Given request: With the pictures left out, write out exactly the lines from the one containing "Transcribe the text in this document." through the end.

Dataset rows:
-- START --

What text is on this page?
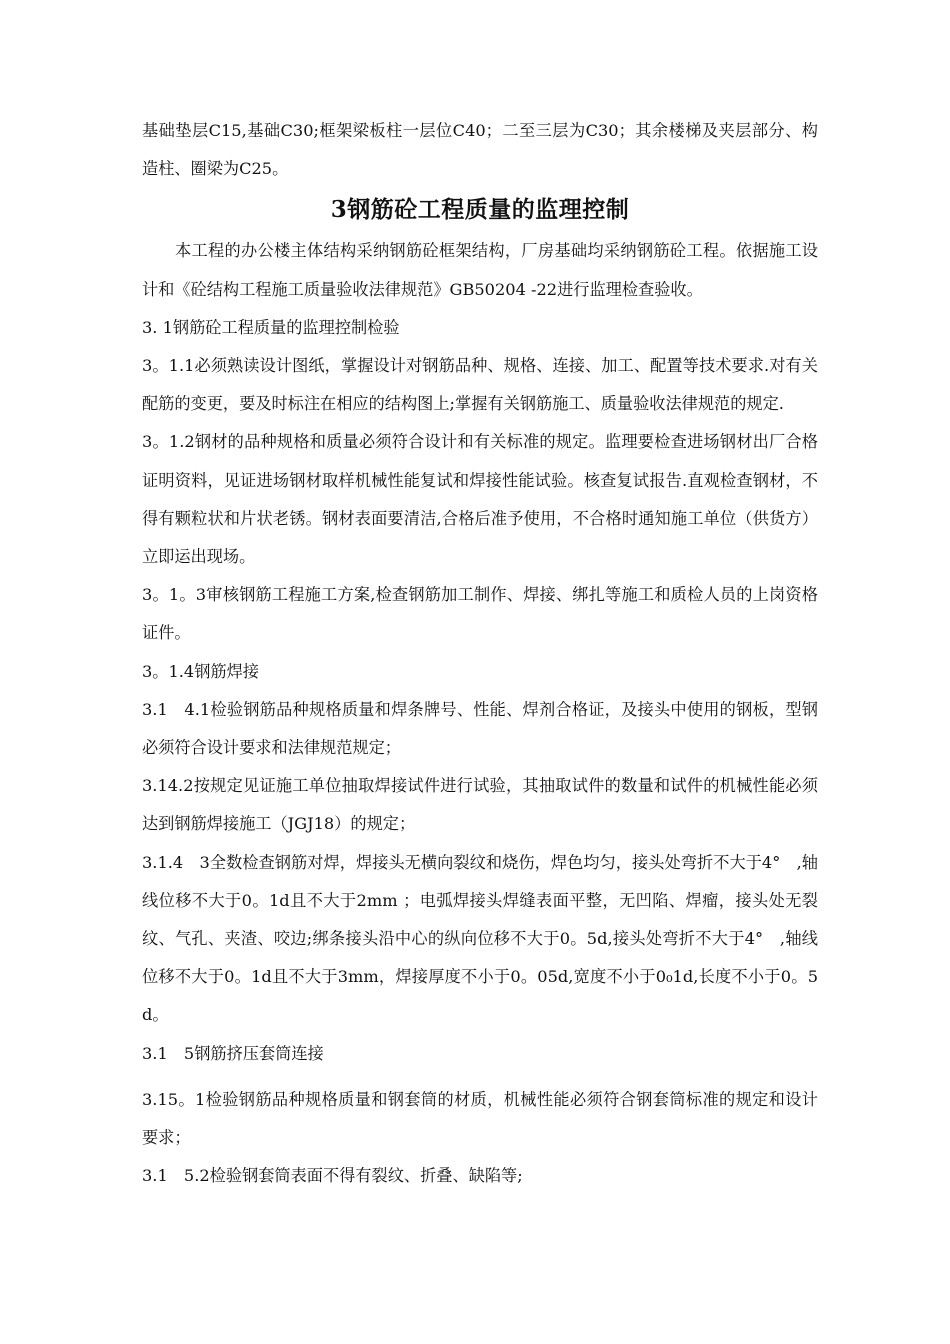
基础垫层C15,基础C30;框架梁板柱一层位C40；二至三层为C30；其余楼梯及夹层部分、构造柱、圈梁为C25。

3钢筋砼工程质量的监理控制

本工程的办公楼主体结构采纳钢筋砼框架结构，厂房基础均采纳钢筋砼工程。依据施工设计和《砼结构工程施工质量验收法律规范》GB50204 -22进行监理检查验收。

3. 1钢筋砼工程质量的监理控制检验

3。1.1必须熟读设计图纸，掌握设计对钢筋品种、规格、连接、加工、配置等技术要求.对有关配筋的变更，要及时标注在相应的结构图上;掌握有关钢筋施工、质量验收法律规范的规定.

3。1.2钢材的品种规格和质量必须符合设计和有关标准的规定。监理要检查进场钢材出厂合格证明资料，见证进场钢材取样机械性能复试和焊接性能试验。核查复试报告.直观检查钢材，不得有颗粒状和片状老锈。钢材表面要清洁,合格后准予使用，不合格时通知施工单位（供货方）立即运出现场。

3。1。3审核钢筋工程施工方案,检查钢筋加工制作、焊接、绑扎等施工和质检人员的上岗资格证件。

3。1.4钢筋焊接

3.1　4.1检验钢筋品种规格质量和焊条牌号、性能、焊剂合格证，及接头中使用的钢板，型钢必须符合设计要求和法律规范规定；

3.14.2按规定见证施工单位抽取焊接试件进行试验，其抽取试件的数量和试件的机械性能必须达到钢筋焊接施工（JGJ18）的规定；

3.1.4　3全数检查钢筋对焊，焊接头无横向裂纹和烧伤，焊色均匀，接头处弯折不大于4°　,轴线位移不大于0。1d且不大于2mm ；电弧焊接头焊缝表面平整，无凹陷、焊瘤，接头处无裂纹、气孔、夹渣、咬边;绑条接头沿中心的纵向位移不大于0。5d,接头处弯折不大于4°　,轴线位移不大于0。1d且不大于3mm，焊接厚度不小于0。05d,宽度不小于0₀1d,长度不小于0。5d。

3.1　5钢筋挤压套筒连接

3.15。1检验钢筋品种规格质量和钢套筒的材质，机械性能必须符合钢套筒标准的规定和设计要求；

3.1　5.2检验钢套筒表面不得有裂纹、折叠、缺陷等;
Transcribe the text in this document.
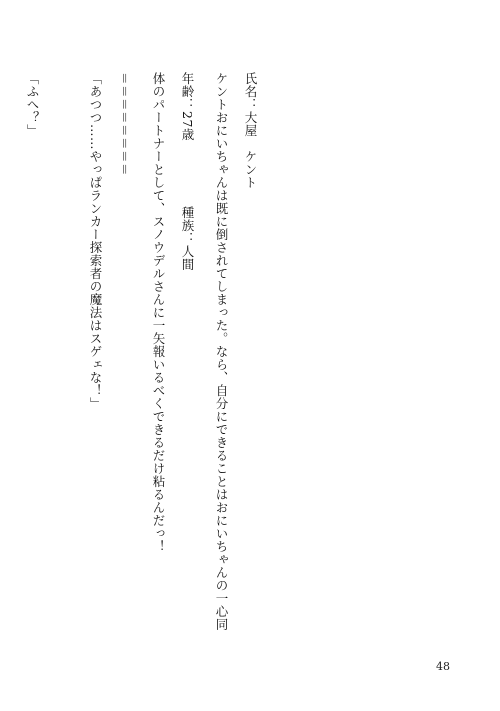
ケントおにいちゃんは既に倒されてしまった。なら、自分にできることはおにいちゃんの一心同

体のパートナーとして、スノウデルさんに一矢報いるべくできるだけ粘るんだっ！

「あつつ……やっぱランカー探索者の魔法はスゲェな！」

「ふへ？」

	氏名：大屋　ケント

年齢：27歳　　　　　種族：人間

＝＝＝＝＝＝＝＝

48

-- END --

Result for this task:
Transcribe the text in this document.
ケントおにいちゃんは既に倒されてしまった。なら、自分にできることはおにいちゃんの一心同

体のパートナーとして、スノウデルさんに一矢報いるべくできるだけ粘るんだっ！

「あつつ……やっぱランカー探索者の魔法はスゲェな！」

「ふへ？」

	氏名：大屋　ケント

年齢：27歳　　　　　種族：人間

＝＝＝＝＝＝＝＝

48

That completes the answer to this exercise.